━━━━━ RECORDS TO PROCESS
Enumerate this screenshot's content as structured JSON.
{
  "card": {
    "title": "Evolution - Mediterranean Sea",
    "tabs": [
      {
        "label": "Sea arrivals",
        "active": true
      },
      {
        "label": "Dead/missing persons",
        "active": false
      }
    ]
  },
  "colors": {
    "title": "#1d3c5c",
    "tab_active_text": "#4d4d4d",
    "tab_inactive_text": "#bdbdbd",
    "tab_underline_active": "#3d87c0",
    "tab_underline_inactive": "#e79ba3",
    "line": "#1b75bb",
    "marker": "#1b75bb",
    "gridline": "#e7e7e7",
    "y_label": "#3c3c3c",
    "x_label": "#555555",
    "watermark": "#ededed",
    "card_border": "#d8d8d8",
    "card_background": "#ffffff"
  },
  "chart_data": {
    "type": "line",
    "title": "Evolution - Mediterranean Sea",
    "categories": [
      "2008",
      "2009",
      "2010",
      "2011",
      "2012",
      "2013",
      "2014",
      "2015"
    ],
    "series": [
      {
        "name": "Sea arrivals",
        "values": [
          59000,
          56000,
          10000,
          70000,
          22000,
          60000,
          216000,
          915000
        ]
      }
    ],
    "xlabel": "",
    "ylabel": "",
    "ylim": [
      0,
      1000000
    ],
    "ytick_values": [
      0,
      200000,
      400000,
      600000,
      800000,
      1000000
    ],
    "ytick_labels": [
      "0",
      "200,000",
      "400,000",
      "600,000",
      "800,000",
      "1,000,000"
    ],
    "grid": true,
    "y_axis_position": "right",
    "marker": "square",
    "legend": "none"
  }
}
━━━━━━━━━━
* **OBJECTIVE**
Copy out each line exactly.

* **REPLY TO THE TASK**
Enumerate this screenshot's content as structured JSON.
{
  "card": {
    "title": "Evolution - Mediterranean Sea",
    "tabs": [
      {
        "label": "Sea arrivals",
        "active": true
      },
      {
        "label": "Dead/missing persons",
        "active": false
      }
    ]
  },
  "colors": {
    "title": "#1d3c5c",
    "tab_active_text": "#4d4d4d",
    "tab_inactive_text": "#bdbdbd",
    "tab_underline_active": "#3d87c0",
    "tab_underline_inactive": "#e79ba3",
    "line": "#1b75bb",
    "marker": "#1b75bb",
    "gridline": "#e7e7e7",
    "y_label": "#3c3c3c",
    "x_label": "#555555",
    "watermark": "#ededed",
    "card_border": "#d8d8d8",
    "card_background": "#ffffff"
  },
  "chart_data": {
    "type": "line",
    "title": "Evolution - Mediterranean Sea",
    "categories": [
      "2008",
      "2009",
      "2010",
      "2011",
      "2012",
      "2013",
      "2014",
      "2015"
    ],
    "series": [
      {
        "name": "Sea arrivals",
        "values": [
          59000,
          56000,
          10000,
          70000,
          22000,
          60000,
          216000,
          915000
        ]
      }
    ],
    "xlabel": "",
    "ylabel": "",
    "ylim": [
      0,
      1000000
    ],
    "ytick_values": [
      0,
      200000,
      400000,
      600000,
      800000,
      1000000
    ],
    "ytick_labels": [
      "0",
      "200,000",
      "400,000",
      "600,000",
      "800,000",
      "1,000,000"
    ],
    "grid": true,
    "y_axis_position": "right",
    "marker": "square",
    "legend": "none"
  }
}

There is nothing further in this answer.